Problem details: Output only the lines from the line holding "Convert this screenshot" through the close of the records, exactly as they appear, with all pictures omitted.

== Input ==

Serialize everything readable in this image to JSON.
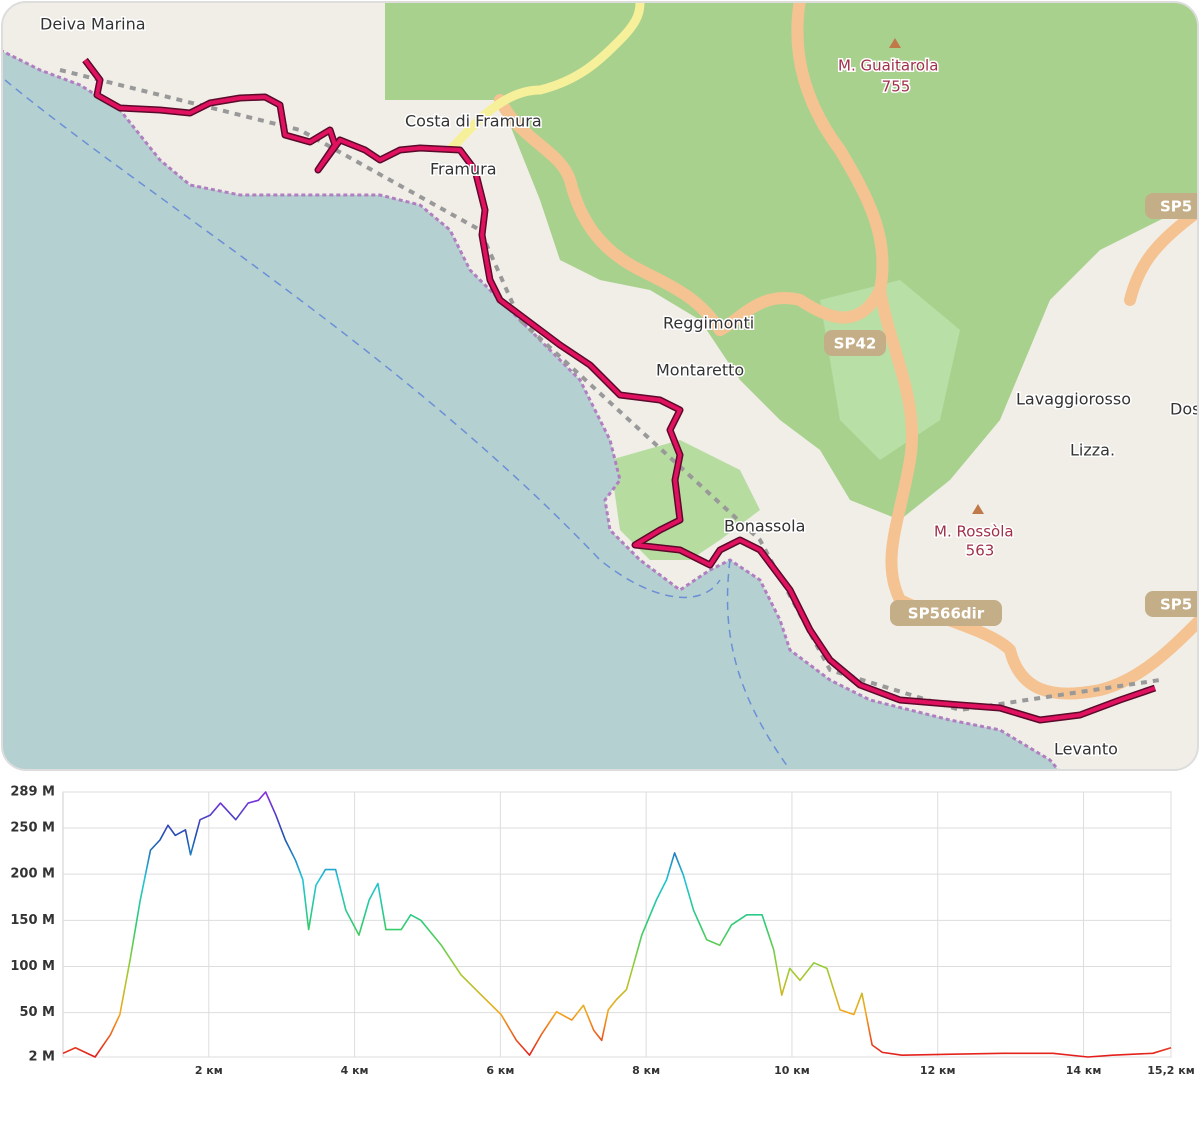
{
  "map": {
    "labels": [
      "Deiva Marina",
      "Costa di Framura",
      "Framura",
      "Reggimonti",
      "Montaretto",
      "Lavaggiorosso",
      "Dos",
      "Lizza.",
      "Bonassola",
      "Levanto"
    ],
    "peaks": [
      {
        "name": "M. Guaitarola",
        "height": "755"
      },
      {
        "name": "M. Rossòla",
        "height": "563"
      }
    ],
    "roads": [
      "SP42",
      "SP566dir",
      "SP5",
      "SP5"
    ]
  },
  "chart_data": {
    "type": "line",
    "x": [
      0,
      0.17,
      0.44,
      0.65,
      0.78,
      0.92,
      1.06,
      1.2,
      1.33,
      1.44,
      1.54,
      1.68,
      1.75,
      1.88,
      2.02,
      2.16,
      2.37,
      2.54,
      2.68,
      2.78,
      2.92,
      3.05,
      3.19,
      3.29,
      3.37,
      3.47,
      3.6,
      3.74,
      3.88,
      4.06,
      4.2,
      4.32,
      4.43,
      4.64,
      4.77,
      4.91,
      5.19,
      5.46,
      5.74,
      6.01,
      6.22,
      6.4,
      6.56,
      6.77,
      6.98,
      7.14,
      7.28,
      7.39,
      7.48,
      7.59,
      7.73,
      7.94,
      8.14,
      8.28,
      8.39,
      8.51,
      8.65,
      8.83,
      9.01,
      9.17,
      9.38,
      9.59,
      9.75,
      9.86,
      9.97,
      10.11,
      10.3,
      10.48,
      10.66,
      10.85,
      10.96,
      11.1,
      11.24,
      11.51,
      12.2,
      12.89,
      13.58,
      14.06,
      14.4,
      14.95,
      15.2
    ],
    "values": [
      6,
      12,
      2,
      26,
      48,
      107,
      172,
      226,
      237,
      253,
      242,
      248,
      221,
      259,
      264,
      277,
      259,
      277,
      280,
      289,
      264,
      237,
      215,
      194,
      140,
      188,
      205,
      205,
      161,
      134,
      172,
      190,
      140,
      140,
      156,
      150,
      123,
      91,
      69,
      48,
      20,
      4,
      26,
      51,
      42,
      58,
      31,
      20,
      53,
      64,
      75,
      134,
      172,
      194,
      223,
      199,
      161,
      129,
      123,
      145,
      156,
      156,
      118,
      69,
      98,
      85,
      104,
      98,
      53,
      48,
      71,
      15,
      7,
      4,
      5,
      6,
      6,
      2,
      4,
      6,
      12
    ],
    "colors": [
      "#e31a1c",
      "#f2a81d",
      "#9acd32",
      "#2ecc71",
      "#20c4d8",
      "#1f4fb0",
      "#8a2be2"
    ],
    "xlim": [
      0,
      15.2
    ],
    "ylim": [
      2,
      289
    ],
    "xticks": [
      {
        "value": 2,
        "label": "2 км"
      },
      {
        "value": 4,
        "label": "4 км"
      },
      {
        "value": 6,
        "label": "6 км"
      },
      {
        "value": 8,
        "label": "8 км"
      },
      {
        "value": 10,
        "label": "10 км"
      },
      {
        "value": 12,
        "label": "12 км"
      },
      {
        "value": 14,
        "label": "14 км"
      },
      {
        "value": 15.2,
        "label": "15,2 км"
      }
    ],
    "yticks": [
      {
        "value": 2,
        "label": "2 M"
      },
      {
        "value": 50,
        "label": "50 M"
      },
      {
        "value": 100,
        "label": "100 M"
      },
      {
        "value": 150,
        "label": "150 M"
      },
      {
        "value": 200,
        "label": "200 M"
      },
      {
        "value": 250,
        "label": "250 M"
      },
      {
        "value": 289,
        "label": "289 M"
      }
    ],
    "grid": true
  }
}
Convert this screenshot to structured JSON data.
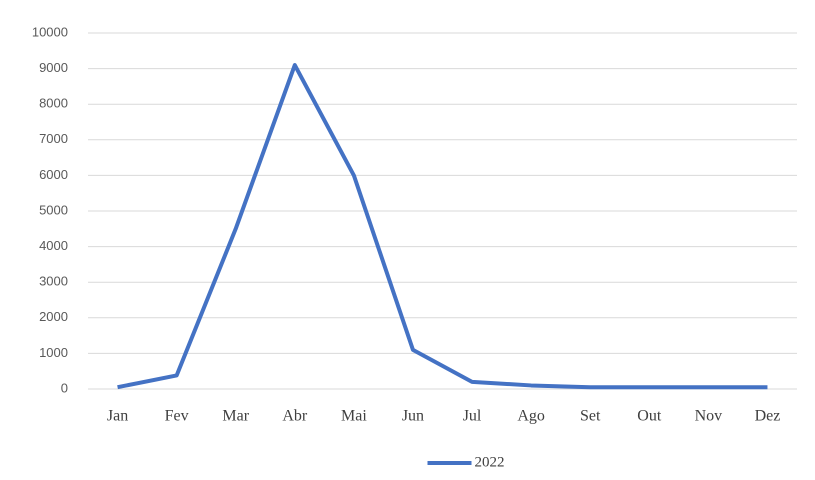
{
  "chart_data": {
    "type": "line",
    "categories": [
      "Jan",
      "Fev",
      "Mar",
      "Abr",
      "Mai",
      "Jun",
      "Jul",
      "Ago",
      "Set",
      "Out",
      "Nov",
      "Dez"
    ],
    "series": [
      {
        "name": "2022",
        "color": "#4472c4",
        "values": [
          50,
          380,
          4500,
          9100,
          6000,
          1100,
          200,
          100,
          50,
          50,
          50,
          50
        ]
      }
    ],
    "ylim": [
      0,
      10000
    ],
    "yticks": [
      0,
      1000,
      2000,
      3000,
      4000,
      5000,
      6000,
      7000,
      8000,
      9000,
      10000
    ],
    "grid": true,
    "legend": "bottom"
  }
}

===

Written solution:
Convert this screenshot to structured JSON data.
{
  "chart_data": {
    "type": "line",
    "categories": [
      "Jan",
      "Fev",
      "Mar",
      "Abr",
      "Mai",
      "Jun",
      "Jul",
      "Ago",
      "Set",
      "Out",
      "Nov",
      "Dez"
    ],
    "series": [
      {
        "name": "2022",
        "color": "#4472c4",
        "values": [
          50,
          380,
          4500,
          9100,
          6000,
          1100,
          200,
          100,
          50,
          50,
          50,
          50
        ]
      }
    ],
    "ylim": [
      0,
      10000
    ],
    "yticks": [
      0,
      1000,
      2000,
      3000,
      4000,
      5000,
      6000,
      7000,
      8000,
      9000,
      10000
    ],
    "grid": true,
    "legend": "bottom"
  }
}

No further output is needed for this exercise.